* Aim of the exercise
Return the material exactly as supplied, apart from the pictures, which are omitted.

* Listed records
__________________________________________________

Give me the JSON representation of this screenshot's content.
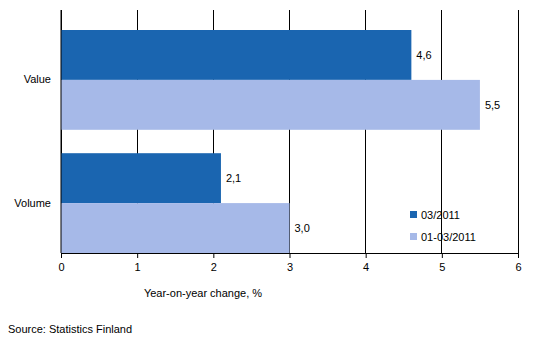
{
  "chart_data": {
    "type": "bar",
    "orientation": "horizontal",
    "categories": [
      "Value",
      "Volume"
    ],
    "series": [
      {
        "name": "03/2011",
        "color": "#1a65b0",
        "values": [
          4.6,
          2.1
        ],
        "value_labels": [
          "4,6",
          "2,1"
        ]
      },
      {
        "name": "01-03/2011",
        "color": "#a6b9e8",
        "values": [
          5.5,
          3.0
        ],
        "value_labels": [
          "5,5",
          "3,0"
        ]
      }
    ],
    "xlim": [
      0,
      6
    ],
    "xticks": [
      0,
      1,
      2,
      3,
      4,
      5,
      6
    ],
    "x_label": "Year-on-year change, %",
    "source": "Source: Statistics Finland",
    "grid": true,
    "legend": "lower right",
    "data_labels": true
  }
}
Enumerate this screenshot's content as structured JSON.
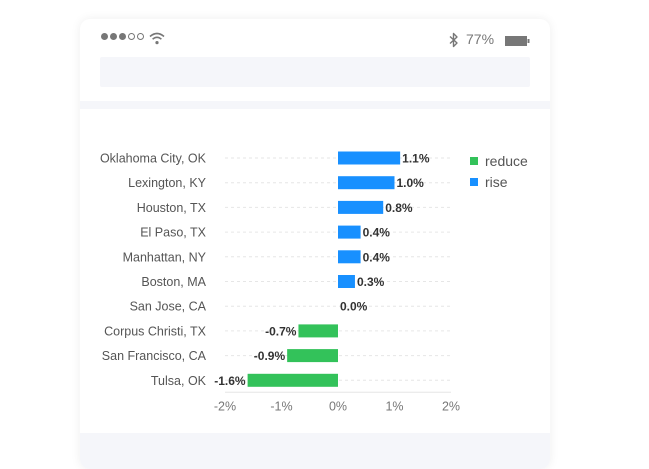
{
  "status_bar": {
    "battery_percent": "77%",
    "signal_bars_filled": 3,
    "signal_bars_total": 5,
    "icons": [
      "signal-dots-icon",
      "wifi-icon",
      "bluetooth-icon",
      "battery-icon"
    ]
  },
  "colors": {
    "reduce": "#33c25a",
    "rise": "#1890ff",
    "grid": "#e6e6e6",
    "label": "#555555",
    "value_label": "#333333",
    "separator": "#f5f6fa"
  },
  "legend": {
    "items": [
      {
        "label": "reduce",
        "color": "#33c25a"
      },
      {
        "label": "rise",
        "color": "#1890ff"
      }
    ]
  },
  "chart_data": {
    "type": "bar",
    "orientation": "horizontal",
    "categories": [
      "Oklahoma City, OK",
      "Lexington, KY",
      "Houston, TX",
      "El Paso, TX",
      "Manhattan, NY",
      "Boston, MA",
      "San Jose, CA",
      "Corpus Christi, TX",
      "San Francisco, CA",
      "Tulsa, OK"
    ],
    "values": [
      1.1,
      1.0,
      0.8,
      0.4,
      0.4,
      0.3,
      0.0,
      -0.7,
      -0.9,
      -1.6
    ],
    "value_labels": [
      "1.1%",
      "1.0%",
      "0.8%",
      "0.4%",
      "0.4%",
      "0.3%",
      "0.0%",
      "-0.7%",
      "-0.9%",
      "-1.6%"
    ],
    "series": [
      {
        "name": "reduce",
        "color": "#33c25a"
      },
      {
        "name": "rise",
        "color": "#1890ff"
      }
    ],
    "x_ticks": [
      -2,
      -1,
      0,
      1,
      2
    ],
    "x_tick_labels": [
      "-2%",
      "-1%",
      "0%",
      "1%",
      "2%"
    ],
    "xlim": [
      -2,
      2
    ],
    "grid": "dashed horizontal per category",
    "legend_position": "top-right",
    "title": "",
    "xlabel": "",
    "ylabel": ""
  }
}
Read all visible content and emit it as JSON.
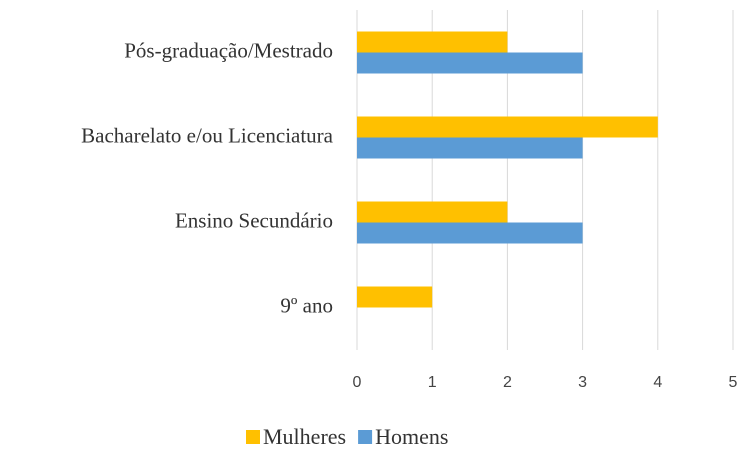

__________________________________________________

* Problem solution
Give me the JSON representation of this screenshot's content.
{
  "chart_data": {
    "type": "bar",
    "orientation": "horizontal",
    "categories": [
      "Value",
      "Volume"
    ],
    "series": [
      {
        "name": "03/2011",
        "color": "#1a65b0",
        "values": [
          4.6,
          2.1
        ],
        "value_labels": [
          "4,6",
          "2,1"
        ]
      },
      {
        "name": "01-03/2011",
        "color": "#a6b9e8",
        "values": [
          5.5,
          3.0
        ],
        "value_labels": [
          "5,5",
          "3,0"
        ]
      }
    ],
    "xlim": [
      0,
      6
    ],
    "xticks": [
      0,
      1,
      2,
      3,
      4,
      5,
      6
    ],
    "x_label": "Year-on-year change, %",
    "source": "Source: Statistics Finland",
    "grid": true,
    "legend": "lower right",
    "data_labels": true
  }
}
Enumerate this screenshot's content as structured JSON.
{
  "status_bar": {
    "battery_percent": "77%",
    "signal_bars_filled": 3,
    "signal_bars_total": 5,
    "icons": [
      "signal-dots-icon",
      "wifi-icon",
      "bluetooth-icon",
      "battery-icon"
    ]
  },
  "colors": {
    "reduce": "#33c25a",
    "rise": "#1890ff",
    "grid": "#e6e6e6",
    "label": "#555555",
    "value_label": "#333333",
    "separator": "#f5f6fa"
  },
  "legend": {
    "items": [
      {
        "label": "reduce",
        "color": "#33c25a"
      },
      {
        "label": "rise",
        "color": "#1890ff"
      }
    ]
  },
  "chart_data": {
    "type": "bar",
    "orientation": "horizontal",
    "categories": [
      "Oklahoma City, OK",
      "Lexington, KY",
      "Houston, TX",
      "El Paso, TX",
      "Manhattan, NY",
      "Boston, MA",
      "San Jose, CA",
      "Corpus Christi, TX",
      "San Francisco, CA",
      "Tulsa, OK"
    ],
    "values": [
      1.1,
      1.0,
      0.8,
      0.4,
      0.4,
      0.3,
      0.0,
      -0.7,
      -0.9,
      -1.6
    ],
    "value_labels": [
      "1.1%",
      "1.0%",
      "0.8%",
      "0.4%",
      "0.4%",
      "0.3%",
      "0.0%",
      "-0.7%",
      "-0.9%",
      "-1.6%"
    ],
    "series": [
      {
        "name": "reduce",
        "color": "#33c25a"
      },
      {
        "name": "rise",
        "color": "#1890ff"
      }
    ],
    "x_ticks": [
      -2,
      -1,
      0,
      1,
      2
    ],
    "x_tick_labels": [
      "-2%",
      "-1%",
      "0%",
      "1%",
      "2%"
    ],
    "xlim": [
      -2,
      2
    ],
    "grid": "dashed horizontal per category",
    "legend_position": "top-right",
    "title": "",
    "xlabel": "",
    "ylabel": ""
  }
}
Read all visible content and emit it as JSON.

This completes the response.